### Stated problem
Word for word, restate every line of the listing that follows.

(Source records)
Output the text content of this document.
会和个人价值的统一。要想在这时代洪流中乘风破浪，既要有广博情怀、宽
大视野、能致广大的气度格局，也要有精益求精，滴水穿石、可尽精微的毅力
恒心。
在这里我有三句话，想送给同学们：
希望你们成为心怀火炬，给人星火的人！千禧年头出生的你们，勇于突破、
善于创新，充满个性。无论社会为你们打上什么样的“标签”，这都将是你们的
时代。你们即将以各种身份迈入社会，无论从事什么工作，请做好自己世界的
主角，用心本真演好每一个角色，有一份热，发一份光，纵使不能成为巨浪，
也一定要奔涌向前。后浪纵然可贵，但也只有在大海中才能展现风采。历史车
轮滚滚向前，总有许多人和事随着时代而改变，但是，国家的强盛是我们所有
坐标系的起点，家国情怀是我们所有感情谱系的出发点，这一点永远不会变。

### Solution for this problem
Output the text content of this document.
会和个人价值的统一。要想在这时代洪流中乘风破浪，既要有广博情怀、宽
大视野、能致广大的气度格局，也要有精益求精，滴水穿石、可尽精微的毅力
恒心。
在这里我有三句话，想送给同学们：
希望你们成为心怀火炬，给人星火的人！千禧年头出生的你们，勇于突破、
善于创新，充满个性。无论社会为你们打上什么样的“标签”，这都将是你们的
时代。你们即将以各种身份迈入社会，无论从事什么工作，请做好自己世界的
主角，用心本真演好每一个角色，有一份热，发一份光，纵使不能成为巨浪，
也一定要奔涌向前。后浪纵然可贵，但也只有在大海中才能展现风采。历史车
轮滚滚向前，总有许多人和事随着时代而改变，但是，国家的强盛是我们所有
坐标系的起点，家国情怀是我们所有感情谱系的出发点，这一点永远不会变。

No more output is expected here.